» **Data for the task**:

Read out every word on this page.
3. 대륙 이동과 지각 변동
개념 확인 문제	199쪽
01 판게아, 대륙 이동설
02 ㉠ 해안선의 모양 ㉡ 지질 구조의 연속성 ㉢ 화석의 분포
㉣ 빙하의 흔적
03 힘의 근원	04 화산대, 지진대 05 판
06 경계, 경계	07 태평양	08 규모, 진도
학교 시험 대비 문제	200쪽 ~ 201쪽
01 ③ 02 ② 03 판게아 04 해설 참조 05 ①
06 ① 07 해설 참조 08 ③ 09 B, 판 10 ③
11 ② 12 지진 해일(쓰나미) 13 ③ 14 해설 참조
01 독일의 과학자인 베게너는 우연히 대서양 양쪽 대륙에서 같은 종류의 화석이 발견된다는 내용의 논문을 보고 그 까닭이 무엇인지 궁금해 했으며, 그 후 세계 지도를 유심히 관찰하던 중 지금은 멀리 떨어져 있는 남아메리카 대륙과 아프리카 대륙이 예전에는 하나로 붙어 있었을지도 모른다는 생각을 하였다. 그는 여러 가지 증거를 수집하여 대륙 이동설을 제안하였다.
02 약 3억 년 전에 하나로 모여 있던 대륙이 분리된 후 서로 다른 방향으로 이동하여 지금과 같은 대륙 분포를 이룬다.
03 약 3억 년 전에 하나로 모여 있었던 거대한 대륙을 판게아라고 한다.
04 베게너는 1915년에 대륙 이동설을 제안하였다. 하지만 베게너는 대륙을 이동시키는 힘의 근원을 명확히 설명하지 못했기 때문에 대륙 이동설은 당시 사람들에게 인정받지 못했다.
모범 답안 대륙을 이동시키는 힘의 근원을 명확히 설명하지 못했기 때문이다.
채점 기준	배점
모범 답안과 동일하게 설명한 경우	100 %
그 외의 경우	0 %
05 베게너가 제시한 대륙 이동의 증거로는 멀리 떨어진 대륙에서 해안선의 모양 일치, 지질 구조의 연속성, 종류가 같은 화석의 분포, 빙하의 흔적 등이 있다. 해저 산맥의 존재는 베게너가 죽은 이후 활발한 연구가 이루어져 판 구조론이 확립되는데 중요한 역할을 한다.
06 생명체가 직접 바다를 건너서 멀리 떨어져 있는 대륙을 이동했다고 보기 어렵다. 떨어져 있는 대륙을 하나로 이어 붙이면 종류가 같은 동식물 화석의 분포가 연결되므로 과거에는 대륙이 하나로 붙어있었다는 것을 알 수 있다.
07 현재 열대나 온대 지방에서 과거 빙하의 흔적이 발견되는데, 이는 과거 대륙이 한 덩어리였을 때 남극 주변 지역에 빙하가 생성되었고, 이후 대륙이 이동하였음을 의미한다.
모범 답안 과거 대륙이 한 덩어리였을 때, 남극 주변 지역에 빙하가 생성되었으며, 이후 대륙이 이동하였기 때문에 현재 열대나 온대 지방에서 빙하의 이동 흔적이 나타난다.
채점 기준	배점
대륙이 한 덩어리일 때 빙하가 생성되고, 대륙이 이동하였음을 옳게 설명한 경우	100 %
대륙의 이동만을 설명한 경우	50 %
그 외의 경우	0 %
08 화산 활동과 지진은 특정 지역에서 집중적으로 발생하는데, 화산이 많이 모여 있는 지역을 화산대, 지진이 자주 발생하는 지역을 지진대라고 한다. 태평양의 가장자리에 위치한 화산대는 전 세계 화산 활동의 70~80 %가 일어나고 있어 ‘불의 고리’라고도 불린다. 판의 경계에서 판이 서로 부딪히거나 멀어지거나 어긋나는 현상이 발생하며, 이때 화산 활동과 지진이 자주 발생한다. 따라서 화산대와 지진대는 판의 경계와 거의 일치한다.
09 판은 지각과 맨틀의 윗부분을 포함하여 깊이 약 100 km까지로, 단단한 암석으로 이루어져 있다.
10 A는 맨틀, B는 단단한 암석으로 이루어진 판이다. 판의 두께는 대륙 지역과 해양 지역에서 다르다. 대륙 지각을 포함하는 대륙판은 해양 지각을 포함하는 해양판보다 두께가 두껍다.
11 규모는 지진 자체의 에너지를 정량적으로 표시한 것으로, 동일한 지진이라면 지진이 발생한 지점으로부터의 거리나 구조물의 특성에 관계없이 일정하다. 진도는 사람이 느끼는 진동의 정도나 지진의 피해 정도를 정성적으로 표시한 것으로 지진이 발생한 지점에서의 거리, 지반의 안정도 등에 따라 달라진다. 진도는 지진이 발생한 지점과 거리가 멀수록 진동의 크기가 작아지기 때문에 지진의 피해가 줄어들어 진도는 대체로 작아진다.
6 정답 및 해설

» **Exercise instructions**:
Copy out all lines that carry the word "암석으로".

» **Solution for this problem**:
09 판은 지각과 맨틀의 윗부분을 포함하여 깊이 약 100 km까지로, 단단한 암석으로 이루어져 있다.
10 A는 맨틀, B는 단단한 암석으로 이루어진 판이다. 판의 두께는 대륙 지역과 해양 지역에서 다르다. 대륙 지각을 포함하는 대륙판은 해양 지각을 포함하는 해양판보다 두께가 두껍다.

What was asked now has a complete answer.